» What is expected:
Convert every line of the listing below into a JSON list of strings, one string per line, with blank lines skipped. Leave the pictures out of the result.

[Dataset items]

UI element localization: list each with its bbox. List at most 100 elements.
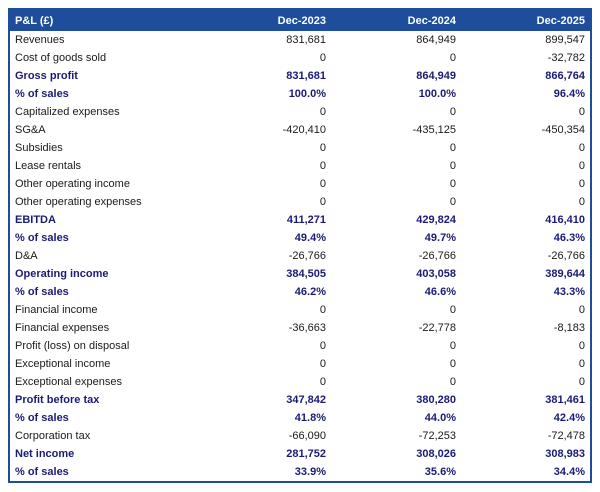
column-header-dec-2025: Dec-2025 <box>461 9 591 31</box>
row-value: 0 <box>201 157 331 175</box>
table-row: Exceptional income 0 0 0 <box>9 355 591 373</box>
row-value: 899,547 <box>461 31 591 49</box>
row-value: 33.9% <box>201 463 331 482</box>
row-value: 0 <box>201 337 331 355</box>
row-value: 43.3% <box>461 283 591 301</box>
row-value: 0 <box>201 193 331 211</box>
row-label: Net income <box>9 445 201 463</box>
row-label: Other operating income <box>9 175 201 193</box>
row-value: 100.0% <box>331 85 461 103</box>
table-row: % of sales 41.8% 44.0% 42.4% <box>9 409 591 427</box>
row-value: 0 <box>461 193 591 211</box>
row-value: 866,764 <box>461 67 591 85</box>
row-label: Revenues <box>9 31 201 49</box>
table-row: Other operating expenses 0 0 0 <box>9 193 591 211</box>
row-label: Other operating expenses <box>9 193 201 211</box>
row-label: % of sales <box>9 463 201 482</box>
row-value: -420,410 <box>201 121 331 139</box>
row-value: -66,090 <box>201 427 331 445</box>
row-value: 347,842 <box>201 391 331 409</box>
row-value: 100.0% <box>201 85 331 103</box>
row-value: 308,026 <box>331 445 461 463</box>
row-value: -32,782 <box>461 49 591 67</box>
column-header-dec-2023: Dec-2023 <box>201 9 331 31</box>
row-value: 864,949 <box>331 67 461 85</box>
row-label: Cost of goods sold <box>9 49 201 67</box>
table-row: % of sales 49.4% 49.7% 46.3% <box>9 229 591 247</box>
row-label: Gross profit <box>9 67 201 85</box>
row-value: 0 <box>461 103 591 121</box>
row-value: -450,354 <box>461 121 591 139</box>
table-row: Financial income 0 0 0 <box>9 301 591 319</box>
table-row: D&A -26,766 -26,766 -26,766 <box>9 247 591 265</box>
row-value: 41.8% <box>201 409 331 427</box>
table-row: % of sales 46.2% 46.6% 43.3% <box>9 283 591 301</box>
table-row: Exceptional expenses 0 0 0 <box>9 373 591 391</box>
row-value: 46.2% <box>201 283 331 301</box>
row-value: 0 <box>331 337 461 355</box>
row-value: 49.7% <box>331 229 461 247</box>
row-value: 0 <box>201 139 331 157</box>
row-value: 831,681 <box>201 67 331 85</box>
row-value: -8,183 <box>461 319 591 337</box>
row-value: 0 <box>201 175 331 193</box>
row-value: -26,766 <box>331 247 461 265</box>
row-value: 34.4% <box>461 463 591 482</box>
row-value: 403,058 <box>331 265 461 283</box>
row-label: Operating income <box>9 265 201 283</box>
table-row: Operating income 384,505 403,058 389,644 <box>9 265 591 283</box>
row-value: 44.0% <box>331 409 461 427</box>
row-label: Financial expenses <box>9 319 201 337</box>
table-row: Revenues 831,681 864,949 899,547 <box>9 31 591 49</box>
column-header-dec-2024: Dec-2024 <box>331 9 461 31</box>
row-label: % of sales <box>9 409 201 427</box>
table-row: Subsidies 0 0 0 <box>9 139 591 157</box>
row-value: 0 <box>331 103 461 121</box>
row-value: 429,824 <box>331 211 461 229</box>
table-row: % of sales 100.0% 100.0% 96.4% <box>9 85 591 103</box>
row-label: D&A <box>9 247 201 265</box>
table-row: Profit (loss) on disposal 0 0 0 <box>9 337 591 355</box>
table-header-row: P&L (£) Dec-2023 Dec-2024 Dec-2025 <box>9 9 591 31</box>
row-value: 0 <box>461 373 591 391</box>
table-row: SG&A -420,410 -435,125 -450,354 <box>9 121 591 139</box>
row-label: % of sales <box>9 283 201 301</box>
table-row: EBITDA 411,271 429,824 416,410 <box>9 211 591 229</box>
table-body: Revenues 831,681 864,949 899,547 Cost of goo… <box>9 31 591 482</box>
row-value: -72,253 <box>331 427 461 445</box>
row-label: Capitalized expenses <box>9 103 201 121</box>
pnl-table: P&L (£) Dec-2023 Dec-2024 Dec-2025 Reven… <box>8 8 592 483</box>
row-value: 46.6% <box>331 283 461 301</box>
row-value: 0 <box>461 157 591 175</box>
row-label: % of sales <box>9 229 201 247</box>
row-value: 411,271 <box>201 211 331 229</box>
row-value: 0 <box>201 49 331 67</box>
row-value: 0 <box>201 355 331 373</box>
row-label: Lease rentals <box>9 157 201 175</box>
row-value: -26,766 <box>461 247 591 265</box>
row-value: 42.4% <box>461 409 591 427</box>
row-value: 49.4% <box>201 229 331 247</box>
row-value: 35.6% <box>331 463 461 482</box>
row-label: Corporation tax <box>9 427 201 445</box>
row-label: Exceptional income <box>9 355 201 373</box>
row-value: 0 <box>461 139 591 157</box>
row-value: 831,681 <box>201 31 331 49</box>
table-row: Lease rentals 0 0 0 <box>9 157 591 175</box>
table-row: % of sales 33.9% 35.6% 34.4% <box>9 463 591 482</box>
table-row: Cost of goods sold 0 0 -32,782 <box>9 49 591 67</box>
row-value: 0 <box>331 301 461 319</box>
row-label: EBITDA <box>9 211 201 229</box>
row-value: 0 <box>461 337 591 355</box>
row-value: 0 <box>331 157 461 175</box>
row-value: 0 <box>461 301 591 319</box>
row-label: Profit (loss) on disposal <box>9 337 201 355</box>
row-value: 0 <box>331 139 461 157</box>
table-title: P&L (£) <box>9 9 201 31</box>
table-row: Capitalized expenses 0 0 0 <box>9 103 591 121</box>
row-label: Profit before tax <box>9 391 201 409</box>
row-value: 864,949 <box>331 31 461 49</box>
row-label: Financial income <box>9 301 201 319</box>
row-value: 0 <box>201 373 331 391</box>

» Response below:
[
  "UI element localization: list each with its bbox. List at most 100 elements.",
  "column-header-dec-2025: Dec-2025 <box>461 9 591 31</box>",
  "row-value: 0 <box>201 157 331 175</box>",
  "table-row: Exceptional income 0 0 0 <box>9 355 591 373</box>",
  "row-value: 899,547 <box>461 31 591 49</box>",
  "row-value: 33.9% <box>201 463 331 482</box>",
  "row-value: 0 <box>201 337 331 355</box>",
  "row-value: 43.3% <box>461 283 591 301</box>",
  "row-value: 0 <box>201 193 331 211</box>",
  "row-label: Net income <box>9 445 201 463</box>",
  "row-label: Other operating income <box>9 175 201 193</box>",
  "row-value: 100.0% <box>331 85 461 103</box>",
  "table-row: % of sales 41.8% 44.0% 42.4% <box>9 409 591 427</box>",
  "row-value: 0 <box>461 193 591 211</box>",
  "row-value: 866,764 <box>461 67 591 85</box>",
  "row-label: Revenues <box>9 31 201 49</box>",
  "table-row: Other operating expenses 0 0 0 <box>9 193 591 211</box>",
  "row-label: Other operating expenses <box>9 193 201 211</box>",
  "row-label: % of sales <box>9 463 201 482</box>",
  "row-value: -420,410 <box>201 121 331 139</box>",
  "row-value: -66,090 <box>201 427 331 445</box>",
  "row-value: 347,842 <box>201 391 331 409</box>",
  "row-value: 100.0% <box>201 85 331 103</box>",
  "row-value: 308,026 <box>331 445 461 463</box>",
  "row-value: -32,782 <box>461 49 591 67</box>",
  "column-header-dec-2023: Dec-2023 <box>201 9 331 31</box>",
  "row-value: 864,949 <box>331 67 461 85</box>",
  "row-label: Cost of goods sold <box>9 49 201 67</box>",
  "table-row: % of sales 49.4% 49.7% 46.3% <box>9 229 591 247</box>",
  "row-label: Gross profit <box>9 67 201 85</box>",
  "row-value: 0 <box>461 103 591 121</box>",
  "row-value: -450,354 <box>461 121 591 139</box>",
  "table-row: Financial income 0 0 0 <box>9 301 591 319</box>",
  "table-row: D&A -26,766 -26,766 -26,766 <box>9 247 591 265</box>",
  "row-value: 41.8% <box>201 409 331 427</box>",
  "table-row: % of sales 46.2% 46.6% 43.3% <box>9 283 591 301</box>",
  "table-row: Exceptional expenses 0 0 0 <box>9 373 591 391</box>",
  "row-value: 46.2% <box>201 283 331 301</box>",
  "row-value: 0 <box>331 337 461 355</box>",
  "row-value: 49.7% <box>331 229 461 247</box>",
  "row-value: 0 <box>201 139 331 157</box>",
  "row-value: 831,681 <box>201 67 331 85</box>",
  "row-value: -8,183 <box>461 319 591 337</box>",
  "row-value: 0 <box>201 175 331 193</box>",
  "row-value: -26,766 <box>331 247 461 265</box>",
  "row-value: 34.4% <box>461 463 591 482</box>",
  "row-value: 403,058 <box>331 265 461 283</box>",
  "row-label: Operating income <box>9 265 201 283</box>",
  "table-row: Operating income 384,505 403,058 389,644 <box>9 265 591 283</box>",
  "row-value: 44.0% <box>331 409 461 427</box>",
  "row-label: Financial expenses <box>9 319 201 337</box>",
  "table-row: Revenues 831,681 864,949 899,547 <box>9 31 591 49</box>",
  "column-header-dec-2024: Dec-2024 <box>331 9 461 31</box>",
  "row-label: % of sales <box>9 409 201 427</box>",
  "table-row: Subsidies 0 0 0 <box>9 139 591 157</box>",
  "row-value: 0 <box>331 103 461 121</box>",
  "row-value: 429,824 <box>331 211 461 229</box>",
  "table-row: % of sales 100.0% 100.0% 96.4% <box>9 85 591 103</box>",
  "row-label: D&A <box>9 247 201 265</box>",
  "table-row: Profit (loss) on disposal 0 0 0 <box>9 337 591 355</box>",
  "table-header-row: P&L (£) Dec-2023 Dec-2024 Dec-2025 <box>9 9 591 31</box>",
  "row-value: 0 <box>461 373 591 391</box>",
  "table-row: SG&A -420,410 -435,125 -450,354 <box>9 121 591 139</box>",
  "row-label: % of sales <box>9 283 201 301</box>",
  "table-row: EBITDA 411,271 429,824 416,410 <box>9 211 591 229</box>",
  "table-body: Revenues 831,681 864,949 899,547 Cost of goo… <box>9 31 591 482</box>",
  "row-value: -72,253 <box>331 427 461 445</box>",
  "row-label: Capitalized expenses <box>9 103 201 121</box>",
  "pnl-table: P&L (£) Dec-2023 Dec-2024 Dec-2025 Reven… <box>8 8 592 483</box>",
  "row-value: 46.6% <box>331 283 461 301</box>",
  "row-value: 0 <box>461 157 591 175</box>",
  "row-label: % of sales <box>9 229 201 247</box>",
  "row-value: 411,271 <box>201 211 331 229</box>",
  "row-value: 0 <box>201 49 331 67</box>",
  "row-value: 0 <box>201 355 331 373</box>",
  "row-label: Lease rentals <box>9 157 201 175</box>",
  "row-value: -26,766 <box>461 247 591 265</box>",
  "row-value: 42.4% <box>461 409 591 427</box>",
  "row-value: 49.4% <box>201 229 331 247</box>",
  "row-value: 35.6% <box>331 463 461 482</box>",
  "row-label: Corporation tax <box>9 427 201 445</box>",
  "row-label: Exceptional income <box>9 355 201 373</box>",
  "row-value: 0 <box>461 139 591 157</box>",
  "row-value: 831,681 <box>201 31 331 49</box>",
  "table-row: Lease rentals 0 0 0 <box>9 157 591 175</box>",
  "table-row: % of sales 33.9% 35.6% 34.4% <box>9 463 591 482</box>",
  "table-row: Cost of goods sold 0 0 -32,782 <box>9 49 591 67</box>",
  "row-value: 0 <box>331 301 461 319</box>",
  "row-label: EBITDA <box>9 211 201 229</box>",
  "row-value: 0 <box>461 337 591 355</box>",
  "row-value: 0 <box>331 157 461 175</box>",
  "row-value: 0 <box>461 301 591 319</box>",
  "row-label: Profit (loss) on disposal <box>9 337 201 355</box>",
  "row-value: 0 <box>331 139 461 157</box>",
  "table-title: P&L (£) <box>9 9 201 31</box>",
  "table-row: Capitalized expenses 0 0 0 <box>9 103 591 121</box>",
  "row-label: Profit before tax <box>9 391 201 409</box>",
  "row-value: 864,949 <box>331 31 461 49</box>",
  "row-label: Financial income <box>9 301 201 319</box>",
  "row-value: 0 <box>201 373 331 391</box>"
]